▶ [Texte de lecture]
Achevant la lecture de l'ouvrage La désinstruction nationale, je partage son constat et le bilan qui a été dressé à l'aune de trente années d'expérience. Pour ma part, il me fallut seulement quelques mois (18) d'enseignement dans le secondaire, collège et lycée, privé et public pour en faire un similaire, jusque dans les moindres détails. Les dysfonctionnements, les aberrations, les gestions managériales, les diverses et très nombreuses atteintes au bon sens, pointés et relayés dans cet écrit, sont extrêmement patents et ce même en un temps limité. Je dirais même que la diversité d'établissements, de directions, de collègues, de « communautés éducatives », d'élèves d'extractions sociales les plus variées que je fus amenée à rencontrer me donnèrent un certain surplomb et un large aperçu de cette grande machine qu'est l'école républicaine aujourd'hui.

Titulaire d'une Licence LLCE en italien, d'une double maîtrise en Lettres modernes et Recherche en littérature italienne, et d'un Master 2 en Traduction Littéraire et Édition Critique, je fus amenée en 2018 à remplacer une amie qui laissait un poste vacant en italien. Je précise que je n'avais jamais nourri de velléités d'enseignement particulières, je saisis néanmoins l'occasion au vol de me faire une petite idée de cette réalité dont j'ignorais à peu près tout.

▶ [Exercices à réaliser]
1 > D'après le texte sur l'enseignement secondaire, en quelle année eut lieu le remplacement d'une amie sur un poste vacant en italien ?
2 > Rédigez la suite du texte sur l'enseignement secondaire à partir de sa dernière phrase.

▶ [Données de localisation des éléments]
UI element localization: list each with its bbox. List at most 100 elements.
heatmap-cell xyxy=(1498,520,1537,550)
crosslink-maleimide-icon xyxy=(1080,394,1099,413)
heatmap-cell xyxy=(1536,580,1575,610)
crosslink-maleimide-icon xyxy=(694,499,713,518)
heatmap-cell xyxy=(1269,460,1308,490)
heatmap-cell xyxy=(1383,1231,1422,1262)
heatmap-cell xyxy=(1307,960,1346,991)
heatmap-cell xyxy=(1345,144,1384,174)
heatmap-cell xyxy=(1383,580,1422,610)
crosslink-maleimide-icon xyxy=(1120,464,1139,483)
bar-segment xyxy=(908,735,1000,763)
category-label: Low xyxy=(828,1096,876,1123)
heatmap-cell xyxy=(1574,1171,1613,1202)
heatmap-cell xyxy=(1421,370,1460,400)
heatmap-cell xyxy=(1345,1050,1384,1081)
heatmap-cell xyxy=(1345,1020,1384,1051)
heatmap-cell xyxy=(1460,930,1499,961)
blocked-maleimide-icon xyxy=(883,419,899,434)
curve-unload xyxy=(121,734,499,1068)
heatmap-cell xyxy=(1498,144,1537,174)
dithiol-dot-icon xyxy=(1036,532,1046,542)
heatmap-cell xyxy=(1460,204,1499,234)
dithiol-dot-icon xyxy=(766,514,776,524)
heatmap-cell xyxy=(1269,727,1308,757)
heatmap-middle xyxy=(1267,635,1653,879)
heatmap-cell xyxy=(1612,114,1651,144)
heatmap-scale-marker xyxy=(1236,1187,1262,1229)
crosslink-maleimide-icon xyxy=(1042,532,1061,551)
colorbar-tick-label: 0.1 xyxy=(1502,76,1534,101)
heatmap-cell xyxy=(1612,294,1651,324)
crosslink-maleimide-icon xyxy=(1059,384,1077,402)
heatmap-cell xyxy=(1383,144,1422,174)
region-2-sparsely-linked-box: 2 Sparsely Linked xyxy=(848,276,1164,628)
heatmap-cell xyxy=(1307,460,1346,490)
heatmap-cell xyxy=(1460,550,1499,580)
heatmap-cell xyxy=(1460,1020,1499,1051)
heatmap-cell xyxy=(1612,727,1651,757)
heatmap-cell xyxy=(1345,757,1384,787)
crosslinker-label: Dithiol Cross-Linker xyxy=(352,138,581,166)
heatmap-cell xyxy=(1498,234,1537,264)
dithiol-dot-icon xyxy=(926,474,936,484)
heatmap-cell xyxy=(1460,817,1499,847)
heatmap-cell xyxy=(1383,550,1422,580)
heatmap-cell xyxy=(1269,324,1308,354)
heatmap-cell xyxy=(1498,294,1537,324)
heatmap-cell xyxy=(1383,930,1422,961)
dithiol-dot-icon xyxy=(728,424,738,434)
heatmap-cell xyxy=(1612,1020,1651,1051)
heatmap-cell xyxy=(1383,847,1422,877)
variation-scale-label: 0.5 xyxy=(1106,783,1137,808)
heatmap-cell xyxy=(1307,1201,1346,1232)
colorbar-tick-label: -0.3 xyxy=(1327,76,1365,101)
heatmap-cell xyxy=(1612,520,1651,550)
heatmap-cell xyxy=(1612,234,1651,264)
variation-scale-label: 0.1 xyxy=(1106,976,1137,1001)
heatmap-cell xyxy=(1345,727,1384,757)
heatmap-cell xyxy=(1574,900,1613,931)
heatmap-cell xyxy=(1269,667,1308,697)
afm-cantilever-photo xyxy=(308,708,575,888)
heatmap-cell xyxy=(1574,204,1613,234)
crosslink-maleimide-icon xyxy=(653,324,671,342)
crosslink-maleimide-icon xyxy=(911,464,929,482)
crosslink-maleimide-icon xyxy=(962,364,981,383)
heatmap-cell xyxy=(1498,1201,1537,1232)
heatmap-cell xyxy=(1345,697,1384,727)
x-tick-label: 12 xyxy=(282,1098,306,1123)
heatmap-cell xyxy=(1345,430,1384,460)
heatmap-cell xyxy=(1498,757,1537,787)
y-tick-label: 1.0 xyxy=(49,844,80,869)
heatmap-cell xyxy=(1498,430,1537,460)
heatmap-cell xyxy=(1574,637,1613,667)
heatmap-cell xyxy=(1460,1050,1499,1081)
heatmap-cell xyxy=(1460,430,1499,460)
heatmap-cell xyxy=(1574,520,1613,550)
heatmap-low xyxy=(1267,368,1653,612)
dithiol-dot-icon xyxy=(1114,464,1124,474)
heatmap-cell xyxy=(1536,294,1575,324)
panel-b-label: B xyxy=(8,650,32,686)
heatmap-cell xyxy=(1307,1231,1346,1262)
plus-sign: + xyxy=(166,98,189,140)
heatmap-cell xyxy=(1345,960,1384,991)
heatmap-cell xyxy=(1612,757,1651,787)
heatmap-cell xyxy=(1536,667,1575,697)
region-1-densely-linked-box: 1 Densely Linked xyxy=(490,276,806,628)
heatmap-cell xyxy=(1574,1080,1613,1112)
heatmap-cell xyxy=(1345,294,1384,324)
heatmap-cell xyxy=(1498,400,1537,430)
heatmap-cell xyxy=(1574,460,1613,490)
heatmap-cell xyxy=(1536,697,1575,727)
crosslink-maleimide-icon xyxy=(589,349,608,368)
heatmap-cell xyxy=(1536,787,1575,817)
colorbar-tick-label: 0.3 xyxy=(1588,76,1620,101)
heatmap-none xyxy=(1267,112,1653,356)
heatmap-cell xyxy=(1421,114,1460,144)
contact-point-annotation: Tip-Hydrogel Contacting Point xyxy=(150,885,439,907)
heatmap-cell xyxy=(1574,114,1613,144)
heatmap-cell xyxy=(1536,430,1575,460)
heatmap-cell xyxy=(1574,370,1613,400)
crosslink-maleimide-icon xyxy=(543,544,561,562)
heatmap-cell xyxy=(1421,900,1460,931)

▶ [Corrigé]
1 > En 2018.

2 >
C'est donc en un vendredi de début de septembre que je passai un rapide entretien en guise de recrutement pour une année scolaire durant lequel le directeur d'établissement (dont je reparlerai par la suite) m'annonça qu'il s'agissait de cours à dispenser à six(!) niveaux différents, soit de la cinquième à la terminale, accompagné d'un très détendu « cela va bien se passer » pour me mettre le pied à l'étrier. Je me retrouvai ainsi devant mes classes le lundi suivant avec une certaine appréhension qu'il est aisé de deviner.

N'ayant jamais enseigné, je dus honnêtement faire appels à mes souvenirs d'apprenante de langues étrangères, qui heureusement sont abondants. En effet, outre l'italien, que je connais à un niveau universitaire (mais également par mes origines familiales), j'appris, en plus des langues obligatoires du cursus secondaire (anglais et espagnol), le grec moderne à l'université d'Athènes, et depuis quelques mois, l'hébreu moderne. Ayant toujours eu de très bons professeurs de langues vivantes, et me souvenant parfaitement des attitudes pédagogiques, des rythmes de travail, des types d'exercices et des supports sur lesquels j'avais étudié en tant qu'élève et qui m'ont permis d'avoir aujourd'hui les connaissances qui sont les miennes, je pus très rapidement mettre en place mes propres cours avec un certain enthousiasme et un vrai plaisir qui m'étonnèrent moi-même.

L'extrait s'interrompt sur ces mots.